EXERCISE DESCRIPTION: List each line of the data in which the string "this" appears.

SOURCE MATERIAL:

— begin —

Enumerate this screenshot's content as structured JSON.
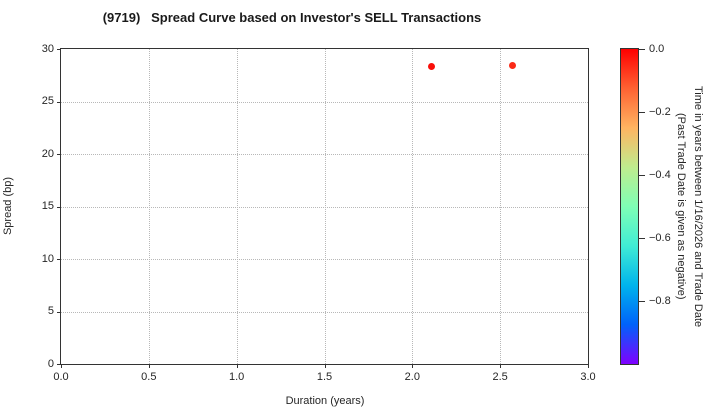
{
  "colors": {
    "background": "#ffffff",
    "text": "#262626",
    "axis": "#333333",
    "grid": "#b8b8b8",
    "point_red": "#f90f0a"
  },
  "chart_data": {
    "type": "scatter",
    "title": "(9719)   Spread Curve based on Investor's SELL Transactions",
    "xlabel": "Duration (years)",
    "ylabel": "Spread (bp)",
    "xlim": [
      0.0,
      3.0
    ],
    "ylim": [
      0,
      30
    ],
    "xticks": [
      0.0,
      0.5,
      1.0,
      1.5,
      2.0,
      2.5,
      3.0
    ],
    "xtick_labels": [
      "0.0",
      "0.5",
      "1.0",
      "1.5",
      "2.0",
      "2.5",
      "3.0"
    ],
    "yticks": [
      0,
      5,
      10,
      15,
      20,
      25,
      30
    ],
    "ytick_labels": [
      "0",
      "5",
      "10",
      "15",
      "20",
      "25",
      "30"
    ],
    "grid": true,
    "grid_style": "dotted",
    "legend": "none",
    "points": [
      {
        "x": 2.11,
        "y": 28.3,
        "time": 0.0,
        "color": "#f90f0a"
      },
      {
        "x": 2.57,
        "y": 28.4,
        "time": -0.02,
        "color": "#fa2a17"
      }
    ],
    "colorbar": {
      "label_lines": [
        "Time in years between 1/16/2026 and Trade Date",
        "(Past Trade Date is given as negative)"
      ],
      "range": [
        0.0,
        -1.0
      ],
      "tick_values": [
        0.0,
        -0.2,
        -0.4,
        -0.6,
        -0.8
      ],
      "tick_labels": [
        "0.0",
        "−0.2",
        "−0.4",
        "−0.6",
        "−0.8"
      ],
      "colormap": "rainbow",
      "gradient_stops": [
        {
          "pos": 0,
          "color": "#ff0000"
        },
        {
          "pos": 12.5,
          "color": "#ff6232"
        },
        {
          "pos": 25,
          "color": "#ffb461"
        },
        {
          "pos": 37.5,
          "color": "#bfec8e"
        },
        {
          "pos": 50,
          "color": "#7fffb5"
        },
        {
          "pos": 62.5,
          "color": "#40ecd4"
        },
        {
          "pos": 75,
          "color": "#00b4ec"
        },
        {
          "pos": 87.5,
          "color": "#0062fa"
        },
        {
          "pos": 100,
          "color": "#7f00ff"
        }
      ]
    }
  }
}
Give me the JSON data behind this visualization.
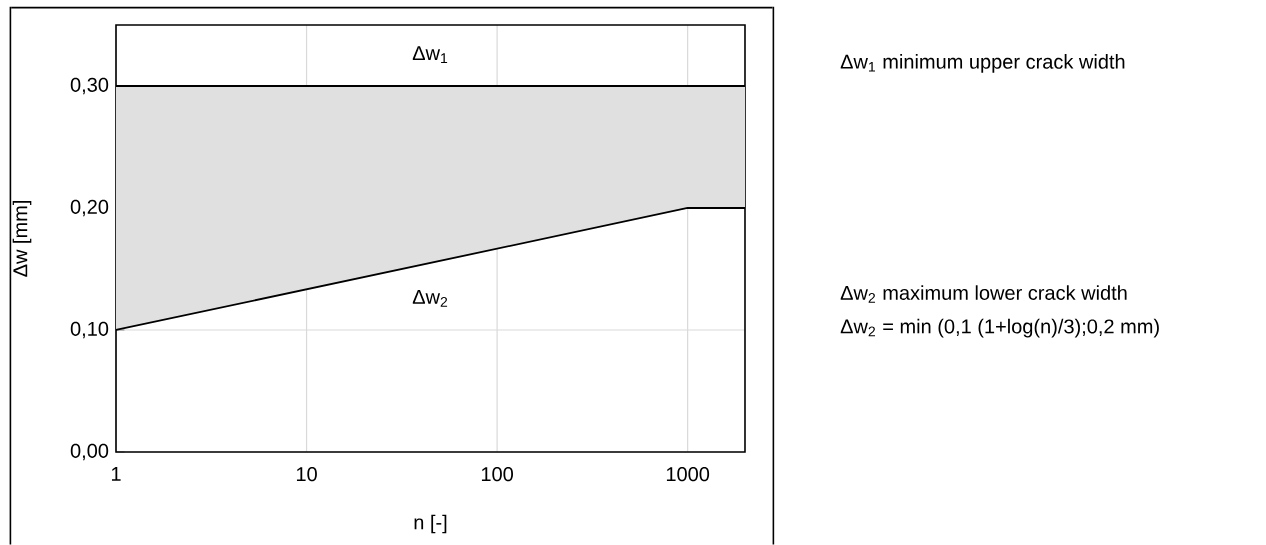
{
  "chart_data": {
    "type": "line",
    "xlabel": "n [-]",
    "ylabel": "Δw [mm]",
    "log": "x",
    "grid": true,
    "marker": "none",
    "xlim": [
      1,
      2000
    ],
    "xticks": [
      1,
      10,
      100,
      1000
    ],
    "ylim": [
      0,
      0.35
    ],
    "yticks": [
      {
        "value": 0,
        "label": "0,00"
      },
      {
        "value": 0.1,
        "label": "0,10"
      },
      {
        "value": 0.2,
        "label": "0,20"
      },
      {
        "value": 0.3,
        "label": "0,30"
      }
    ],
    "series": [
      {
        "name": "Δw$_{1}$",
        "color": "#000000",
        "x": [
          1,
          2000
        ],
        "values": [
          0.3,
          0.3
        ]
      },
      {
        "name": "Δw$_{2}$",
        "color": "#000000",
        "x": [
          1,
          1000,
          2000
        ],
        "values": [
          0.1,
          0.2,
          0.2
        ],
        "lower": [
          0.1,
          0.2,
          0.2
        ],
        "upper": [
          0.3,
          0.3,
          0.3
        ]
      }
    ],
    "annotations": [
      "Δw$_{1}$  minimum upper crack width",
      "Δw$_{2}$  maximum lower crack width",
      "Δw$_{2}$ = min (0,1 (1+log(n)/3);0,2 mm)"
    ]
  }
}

— end —

FULL ANSWER:
Enumerate this screenshot's content as structured JSON.
Give me the JSON data behind this visualization.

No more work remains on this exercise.